Textauszug:
Unsere Position
Neben verschiedenen Bauanträgen, der Sanierung mehrerer Straßen, der Beleuchtung im neuen Gewerbegebiet sowie der Genehmigung von Ausrüstungsgegenständen für die Feuerwehr stand für uns vor allem ein Thema im Mittelpunkt:
Die Erweiterung des Bauhofs bzw. der Neubau einer Lagerhalle im Gewerbegebiet.
Zu Beginn der Planungen war für dieses Projekt eine Bausumme von rund 400.000 € im Gespräch – für uns angesichts der zahlreichen anstehenden Investitionen bereits die absolute Obergrenze. Inzwischen liegen die veranschlagten Kosten jedoch bei mindestens 740.000 €.
Für uns ist deshalb klar: In dieser Form können wir dem Vorhaben nicht zustimmen. Das Thema wurde auf die nächste Sitzung vertagt.
Wir sind überzeugt, dass es wirtschaftlichere Alternativen gibt. Durch eine Zwischenlagerung des Materials sowie eine intelligente architektonische Lösung am bestehenden Bauhof könnte aus unserer Sicht eine deutlich kostengünstigere und zugleich praktikable Lösung geschaffen werden.

Einem Datensatz entnommene Einträge:

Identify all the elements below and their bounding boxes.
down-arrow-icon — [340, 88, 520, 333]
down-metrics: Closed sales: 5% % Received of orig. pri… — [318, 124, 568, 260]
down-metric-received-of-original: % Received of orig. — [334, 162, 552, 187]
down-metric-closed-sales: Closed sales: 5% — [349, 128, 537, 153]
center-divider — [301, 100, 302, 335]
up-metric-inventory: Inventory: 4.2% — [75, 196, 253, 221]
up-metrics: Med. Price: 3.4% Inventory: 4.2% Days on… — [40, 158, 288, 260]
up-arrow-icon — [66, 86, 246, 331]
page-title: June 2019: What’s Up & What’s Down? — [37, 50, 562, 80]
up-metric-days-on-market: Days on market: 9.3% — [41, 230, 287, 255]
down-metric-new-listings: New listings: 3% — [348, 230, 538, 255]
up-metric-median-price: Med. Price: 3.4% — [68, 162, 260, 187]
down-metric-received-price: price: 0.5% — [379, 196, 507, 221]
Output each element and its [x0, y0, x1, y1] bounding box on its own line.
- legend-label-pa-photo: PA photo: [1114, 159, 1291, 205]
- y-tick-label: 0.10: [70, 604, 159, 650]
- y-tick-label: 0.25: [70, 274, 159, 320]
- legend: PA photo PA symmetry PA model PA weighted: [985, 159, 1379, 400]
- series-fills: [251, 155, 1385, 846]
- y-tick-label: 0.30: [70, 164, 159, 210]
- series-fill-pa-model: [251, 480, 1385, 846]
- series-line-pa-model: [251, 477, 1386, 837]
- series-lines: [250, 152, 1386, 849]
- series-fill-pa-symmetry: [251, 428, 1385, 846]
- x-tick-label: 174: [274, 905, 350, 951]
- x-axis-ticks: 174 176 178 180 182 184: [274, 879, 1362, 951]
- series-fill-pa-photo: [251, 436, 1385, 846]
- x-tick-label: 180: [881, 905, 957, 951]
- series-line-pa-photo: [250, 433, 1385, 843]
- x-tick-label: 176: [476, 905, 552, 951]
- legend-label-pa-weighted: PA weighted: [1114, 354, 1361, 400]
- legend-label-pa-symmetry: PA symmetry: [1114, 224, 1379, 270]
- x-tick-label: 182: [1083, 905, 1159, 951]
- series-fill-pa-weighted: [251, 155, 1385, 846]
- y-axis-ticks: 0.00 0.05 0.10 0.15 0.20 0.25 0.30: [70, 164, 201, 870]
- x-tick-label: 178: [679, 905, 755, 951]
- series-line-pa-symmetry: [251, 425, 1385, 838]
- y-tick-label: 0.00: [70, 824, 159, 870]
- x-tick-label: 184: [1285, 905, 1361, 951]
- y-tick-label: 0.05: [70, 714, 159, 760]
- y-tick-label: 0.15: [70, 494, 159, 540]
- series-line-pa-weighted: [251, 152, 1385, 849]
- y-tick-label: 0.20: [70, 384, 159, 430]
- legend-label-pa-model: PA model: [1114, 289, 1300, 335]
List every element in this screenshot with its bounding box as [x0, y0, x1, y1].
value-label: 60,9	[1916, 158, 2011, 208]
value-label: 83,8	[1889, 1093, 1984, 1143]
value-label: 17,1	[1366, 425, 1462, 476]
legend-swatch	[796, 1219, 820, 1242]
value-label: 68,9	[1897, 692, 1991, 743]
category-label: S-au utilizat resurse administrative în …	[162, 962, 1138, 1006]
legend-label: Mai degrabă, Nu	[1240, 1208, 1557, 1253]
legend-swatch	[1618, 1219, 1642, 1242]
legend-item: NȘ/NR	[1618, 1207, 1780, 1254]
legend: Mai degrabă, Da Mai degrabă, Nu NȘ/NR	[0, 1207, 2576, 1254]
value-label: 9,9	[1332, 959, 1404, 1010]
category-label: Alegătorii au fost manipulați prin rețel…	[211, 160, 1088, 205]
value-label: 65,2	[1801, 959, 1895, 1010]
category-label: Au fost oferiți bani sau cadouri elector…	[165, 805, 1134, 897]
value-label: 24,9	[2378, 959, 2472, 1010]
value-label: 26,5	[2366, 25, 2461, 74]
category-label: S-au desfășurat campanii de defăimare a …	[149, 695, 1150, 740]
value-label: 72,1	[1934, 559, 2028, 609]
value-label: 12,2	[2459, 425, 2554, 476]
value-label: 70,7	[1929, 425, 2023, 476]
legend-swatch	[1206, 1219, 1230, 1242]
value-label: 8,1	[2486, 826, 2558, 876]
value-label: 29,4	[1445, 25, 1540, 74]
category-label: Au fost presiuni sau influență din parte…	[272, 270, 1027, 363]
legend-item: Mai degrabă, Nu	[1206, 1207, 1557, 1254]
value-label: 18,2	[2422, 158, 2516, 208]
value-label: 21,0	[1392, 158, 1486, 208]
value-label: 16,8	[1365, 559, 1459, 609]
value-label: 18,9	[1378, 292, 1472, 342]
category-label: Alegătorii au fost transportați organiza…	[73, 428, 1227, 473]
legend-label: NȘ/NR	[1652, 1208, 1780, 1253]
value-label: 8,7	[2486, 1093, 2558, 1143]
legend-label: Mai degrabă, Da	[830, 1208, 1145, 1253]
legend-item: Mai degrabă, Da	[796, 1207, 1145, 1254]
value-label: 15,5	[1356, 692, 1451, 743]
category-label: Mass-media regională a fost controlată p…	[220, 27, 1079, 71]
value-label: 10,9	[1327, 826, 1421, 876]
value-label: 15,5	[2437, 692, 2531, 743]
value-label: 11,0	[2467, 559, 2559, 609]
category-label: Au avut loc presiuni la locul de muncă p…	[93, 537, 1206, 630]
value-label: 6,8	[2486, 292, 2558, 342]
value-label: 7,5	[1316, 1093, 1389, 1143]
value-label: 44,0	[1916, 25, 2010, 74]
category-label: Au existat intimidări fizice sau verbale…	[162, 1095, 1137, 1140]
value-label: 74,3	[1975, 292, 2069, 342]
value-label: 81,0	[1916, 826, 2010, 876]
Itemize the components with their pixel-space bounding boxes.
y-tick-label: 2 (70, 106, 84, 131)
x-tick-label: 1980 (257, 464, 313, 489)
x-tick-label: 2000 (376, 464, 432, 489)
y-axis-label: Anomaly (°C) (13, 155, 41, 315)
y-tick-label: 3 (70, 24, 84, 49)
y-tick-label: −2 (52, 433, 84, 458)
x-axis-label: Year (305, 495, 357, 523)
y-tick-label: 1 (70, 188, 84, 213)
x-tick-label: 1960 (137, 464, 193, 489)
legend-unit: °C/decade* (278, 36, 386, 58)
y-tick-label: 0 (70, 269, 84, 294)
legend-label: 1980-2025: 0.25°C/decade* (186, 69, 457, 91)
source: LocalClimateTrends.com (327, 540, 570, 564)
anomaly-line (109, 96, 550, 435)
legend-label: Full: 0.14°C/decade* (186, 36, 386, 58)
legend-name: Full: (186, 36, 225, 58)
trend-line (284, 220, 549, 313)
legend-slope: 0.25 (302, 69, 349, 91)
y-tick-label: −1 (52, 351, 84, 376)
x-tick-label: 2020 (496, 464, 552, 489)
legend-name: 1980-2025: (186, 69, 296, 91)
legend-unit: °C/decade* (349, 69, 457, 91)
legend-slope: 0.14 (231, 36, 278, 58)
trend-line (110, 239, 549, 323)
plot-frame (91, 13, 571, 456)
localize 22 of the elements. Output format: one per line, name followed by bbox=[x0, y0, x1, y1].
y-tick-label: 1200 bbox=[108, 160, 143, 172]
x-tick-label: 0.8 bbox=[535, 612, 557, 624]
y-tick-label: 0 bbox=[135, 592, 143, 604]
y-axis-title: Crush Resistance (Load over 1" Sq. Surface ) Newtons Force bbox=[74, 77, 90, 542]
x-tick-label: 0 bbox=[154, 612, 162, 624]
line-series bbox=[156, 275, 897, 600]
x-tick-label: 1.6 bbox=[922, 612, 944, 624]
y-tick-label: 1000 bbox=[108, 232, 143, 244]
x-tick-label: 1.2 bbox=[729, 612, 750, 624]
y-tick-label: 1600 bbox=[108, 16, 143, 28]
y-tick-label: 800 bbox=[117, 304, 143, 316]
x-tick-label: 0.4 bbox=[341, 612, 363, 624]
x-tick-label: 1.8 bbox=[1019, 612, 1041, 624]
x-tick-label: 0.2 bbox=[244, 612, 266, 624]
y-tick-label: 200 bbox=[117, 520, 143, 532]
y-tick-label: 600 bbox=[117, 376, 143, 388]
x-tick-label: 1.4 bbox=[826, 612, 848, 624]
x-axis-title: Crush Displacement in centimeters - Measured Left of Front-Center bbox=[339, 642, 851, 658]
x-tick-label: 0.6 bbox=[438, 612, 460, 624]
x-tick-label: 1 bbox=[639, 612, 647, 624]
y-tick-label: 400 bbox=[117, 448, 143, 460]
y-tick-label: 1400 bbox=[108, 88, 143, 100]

Auftrag 1:
Mit welcher Bausumme wurde laut dem Textauszug zur Erweiterung des Bauhofs zu Beginn der Planungen gerechnet?
Auftrag 2:
Greifen Sie den Textauszug zur Erweiterung des Bauhofs nach seinem letzten Satz auf und schreiben Sie ihn weiter.
Das Material ist hierfür ohne Belang.

Antwortfeld 1:
Mit rund 400.000 €.

Antwortfeld 2:
Gerade in Zeiten knapper finanzieller Spielräume müssen wir Prioritäten setzen. Der Hochwasserschutz braucht dringend Investitionen, unsere Kläranlage muss nachhaltig und zukunftsfähig modernisiert werden und auch der geplante Rathausbau wird erhebliche finanzielle Mittel binden.
Unser Anspruch ist ein verantwortungsvoller Umgang mit den Steuergeldern der Bürgerinnen und Bürger. Deshalb werden wir dieses Projekt in der vorliegenden Form nicht unterstützen.